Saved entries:
· · · · · · ·

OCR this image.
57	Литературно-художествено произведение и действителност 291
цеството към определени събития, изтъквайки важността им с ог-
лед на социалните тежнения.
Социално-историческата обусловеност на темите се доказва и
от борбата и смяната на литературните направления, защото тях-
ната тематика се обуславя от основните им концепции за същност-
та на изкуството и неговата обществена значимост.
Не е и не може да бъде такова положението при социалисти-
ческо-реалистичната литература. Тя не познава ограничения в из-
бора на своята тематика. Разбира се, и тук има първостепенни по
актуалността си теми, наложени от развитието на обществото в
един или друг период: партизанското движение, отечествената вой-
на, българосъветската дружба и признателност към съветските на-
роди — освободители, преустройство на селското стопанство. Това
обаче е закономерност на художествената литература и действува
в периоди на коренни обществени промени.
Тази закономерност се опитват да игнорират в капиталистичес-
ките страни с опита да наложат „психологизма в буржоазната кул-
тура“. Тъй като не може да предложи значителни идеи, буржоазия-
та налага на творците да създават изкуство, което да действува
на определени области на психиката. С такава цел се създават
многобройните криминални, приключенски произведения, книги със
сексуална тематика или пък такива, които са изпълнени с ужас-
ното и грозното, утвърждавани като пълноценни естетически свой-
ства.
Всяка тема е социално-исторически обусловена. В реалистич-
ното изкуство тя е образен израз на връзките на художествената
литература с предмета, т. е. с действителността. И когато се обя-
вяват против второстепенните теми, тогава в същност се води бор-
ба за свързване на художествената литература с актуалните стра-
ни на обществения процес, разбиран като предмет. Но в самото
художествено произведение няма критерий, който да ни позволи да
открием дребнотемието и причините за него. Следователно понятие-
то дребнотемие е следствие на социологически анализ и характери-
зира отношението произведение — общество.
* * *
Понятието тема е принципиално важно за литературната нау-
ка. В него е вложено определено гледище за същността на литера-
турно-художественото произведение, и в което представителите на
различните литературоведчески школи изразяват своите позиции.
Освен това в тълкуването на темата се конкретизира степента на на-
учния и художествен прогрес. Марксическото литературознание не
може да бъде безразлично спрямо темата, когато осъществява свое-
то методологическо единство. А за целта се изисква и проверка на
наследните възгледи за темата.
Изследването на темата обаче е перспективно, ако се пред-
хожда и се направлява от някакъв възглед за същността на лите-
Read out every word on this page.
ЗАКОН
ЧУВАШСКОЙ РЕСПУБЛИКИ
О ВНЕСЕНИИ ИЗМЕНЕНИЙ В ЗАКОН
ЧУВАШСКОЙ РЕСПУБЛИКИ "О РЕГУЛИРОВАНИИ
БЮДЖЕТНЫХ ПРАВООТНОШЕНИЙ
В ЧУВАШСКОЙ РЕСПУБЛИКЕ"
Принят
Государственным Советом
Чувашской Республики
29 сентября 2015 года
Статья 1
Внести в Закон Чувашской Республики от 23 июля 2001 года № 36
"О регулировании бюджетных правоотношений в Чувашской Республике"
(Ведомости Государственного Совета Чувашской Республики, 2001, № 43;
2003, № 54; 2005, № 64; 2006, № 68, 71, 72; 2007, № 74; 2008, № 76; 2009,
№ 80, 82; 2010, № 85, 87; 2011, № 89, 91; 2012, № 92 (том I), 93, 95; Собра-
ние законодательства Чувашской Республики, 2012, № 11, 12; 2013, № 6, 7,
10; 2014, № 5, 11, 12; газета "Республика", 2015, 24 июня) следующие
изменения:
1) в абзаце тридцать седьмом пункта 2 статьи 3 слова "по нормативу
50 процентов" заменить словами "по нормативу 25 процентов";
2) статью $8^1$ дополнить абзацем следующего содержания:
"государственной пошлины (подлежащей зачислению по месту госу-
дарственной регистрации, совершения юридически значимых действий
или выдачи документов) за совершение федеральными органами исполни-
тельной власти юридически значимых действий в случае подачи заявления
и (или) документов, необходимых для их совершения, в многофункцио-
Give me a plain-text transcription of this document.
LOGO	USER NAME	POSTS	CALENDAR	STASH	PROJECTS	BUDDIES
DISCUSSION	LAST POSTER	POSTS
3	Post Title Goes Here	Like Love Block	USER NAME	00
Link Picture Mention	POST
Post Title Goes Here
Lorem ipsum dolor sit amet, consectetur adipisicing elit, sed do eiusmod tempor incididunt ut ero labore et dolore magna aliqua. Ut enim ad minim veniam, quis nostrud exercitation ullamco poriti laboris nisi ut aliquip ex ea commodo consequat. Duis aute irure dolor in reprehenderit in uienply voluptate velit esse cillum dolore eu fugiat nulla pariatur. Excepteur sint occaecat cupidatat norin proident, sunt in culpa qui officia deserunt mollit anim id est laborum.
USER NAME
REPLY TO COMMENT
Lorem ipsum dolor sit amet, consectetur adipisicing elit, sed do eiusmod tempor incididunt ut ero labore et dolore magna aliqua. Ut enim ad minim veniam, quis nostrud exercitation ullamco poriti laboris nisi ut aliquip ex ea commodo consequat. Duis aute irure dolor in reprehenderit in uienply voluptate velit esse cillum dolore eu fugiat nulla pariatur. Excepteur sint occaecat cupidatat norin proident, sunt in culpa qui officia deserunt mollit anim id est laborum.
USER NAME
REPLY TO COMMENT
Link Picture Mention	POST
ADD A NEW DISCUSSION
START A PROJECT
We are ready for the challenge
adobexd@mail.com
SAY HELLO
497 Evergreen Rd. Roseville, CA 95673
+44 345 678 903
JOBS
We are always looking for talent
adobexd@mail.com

· · · · · · ·

Show every line that contains the word "DISCUSSION".

DISCUSSION	LAST POSTER	POSTS
ADD A NEW DISCUSSION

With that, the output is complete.